** Problem description **
Reproduce the listing verbatim.

** Dataset records **
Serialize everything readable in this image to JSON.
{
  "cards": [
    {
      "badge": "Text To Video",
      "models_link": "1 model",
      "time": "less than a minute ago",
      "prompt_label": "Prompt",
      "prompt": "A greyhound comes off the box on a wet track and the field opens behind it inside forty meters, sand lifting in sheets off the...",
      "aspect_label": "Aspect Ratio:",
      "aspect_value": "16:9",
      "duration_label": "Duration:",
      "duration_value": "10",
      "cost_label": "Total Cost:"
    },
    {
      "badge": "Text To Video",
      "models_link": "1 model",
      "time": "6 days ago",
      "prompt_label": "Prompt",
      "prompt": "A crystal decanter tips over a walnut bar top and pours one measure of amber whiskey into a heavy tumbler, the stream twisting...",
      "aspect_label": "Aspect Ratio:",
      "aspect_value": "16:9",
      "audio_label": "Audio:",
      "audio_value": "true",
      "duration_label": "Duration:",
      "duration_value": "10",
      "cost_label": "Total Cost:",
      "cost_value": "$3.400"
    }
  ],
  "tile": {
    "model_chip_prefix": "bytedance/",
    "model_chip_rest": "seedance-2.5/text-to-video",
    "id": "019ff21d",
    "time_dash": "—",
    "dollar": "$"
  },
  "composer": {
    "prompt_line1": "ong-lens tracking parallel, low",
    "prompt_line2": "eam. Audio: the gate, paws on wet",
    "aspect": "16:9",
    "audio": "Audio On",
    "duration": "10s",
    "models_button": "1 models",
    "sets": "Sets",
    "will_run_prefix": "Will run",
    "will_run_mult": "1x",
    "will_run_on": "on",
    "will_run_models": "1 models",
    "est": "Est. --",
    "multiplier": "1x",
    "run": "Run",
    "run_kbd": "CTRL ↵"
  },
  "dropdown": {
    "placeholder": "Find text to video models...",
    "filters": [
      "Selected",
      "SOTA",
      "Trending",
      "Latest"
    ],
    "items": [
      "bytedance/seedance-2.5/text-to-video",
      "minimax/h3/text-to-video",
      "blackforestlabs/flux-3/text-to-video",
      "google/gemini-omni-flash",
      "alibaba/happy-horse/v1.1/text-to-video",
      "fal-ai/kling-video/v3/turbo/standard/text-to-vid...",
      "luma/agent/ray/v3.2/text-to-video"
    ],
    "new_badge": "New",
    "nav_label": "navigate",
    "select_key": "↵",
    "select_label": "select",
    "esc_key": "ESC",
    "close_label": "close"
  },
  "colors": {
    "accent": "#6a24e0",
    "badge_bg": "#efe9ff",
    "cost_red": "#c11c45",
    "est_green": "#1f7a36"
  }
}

** Task result **
Serialize everything readable in this image to JSON.
{
  "cards": [
    {
      "badge": "Text To Video",
      "models_link": "1 model",
      "time": "less than a minute ago",
      "prompt_label": "Prompt",
      "prompt": "A greyhound comes off the box on a wet track and the field opens behind it inside forty meters, sand lifting in sheets off the...",
      "aspect_label": "Aspect Ratio:",
      "aspect_value": "16:9",
      "duration_label": "Duration:",
      "duration_value": "10",
      "cost_label": "Total Cost:"
    },
    {
      "badge": "Text To Video",
      "models_link": "1 model",
      "time": "6 days ago",
      "prompt_label": "Prompt",
      "prompt": "A crystal decanter tips over a walnut bar top and pours one measure of amber whiskey into a heavy tumbler, the stream twisting...",
      "aspect_label": "Aspect Ratio:",
      "aspect_value": "16:9",
      "audio_label": "Audio:",
      "audio_value": "true",
      "duration_label": "Duration:",
      "duration_value": "10",
      "cost_label": "Total Cost:",
      "cost_value": "$3.400"
    }
  ],
  "tile": {
    "model_chip_prefix": "bytedance/",
    "model_chip_rest": "seedance-2.5/text-to-video",
    "id": "019ff21d",
    "time_dash": "—",
    "dollar": "$"
  },
  "composer": {
    "prompt_line1": "ong-lens tracking parallel, low",
    "prompt_line2": "eam. Audio: the gate, paws on wet",
    "aspect": "16:9",
    "audio": "Audio On",
    "duration": "10s",
    "models_button": "1 models",
    "sets": "Sets",
    "will_run_prefix": "Will run",
    "will_run_mult": "1x",
    "will_run_on": "on",
    "will_run_models": "1 models",
    "est": "Est. --",
    "multiplier": "1x",
    "run": "Run",
    "run_kbd": "CTRL ↵"
  },
  "dropdown": {
    "placeholder": "Find text to video models...",
    "filters": [
      "Selected",
      "SOTA",
      "Trending",
      "Latest"
    ],
    "items": [
      "bytedance/seedance-2.5/text-to-video",
      "minimax/h3/text-to-video",
      "blackforestlabs/flux-3/text-to-video",
      "google/gemini-omni-flash",
      "alibaba/happy-horse/v1.1/text-to-video",
      "fal-ai/kling-video/v3/turbo/standard/text-to-vid...",
      "luma/agent/ray/v3.2/text-to-video"
    ],
    "new_badge": "New",
    "nav_label": "navigate",
    "select_key": "↵",
    "select_label": "select",
    "esc_key": "ESC",
    "close_label": "close"
  },
  "colors": {
    "accent": "#6a24e0",
    "badge_bg": "#efe9ff",
    "cost_red": "#c11c45",
    "est_green": "#1f7a36"
  }
}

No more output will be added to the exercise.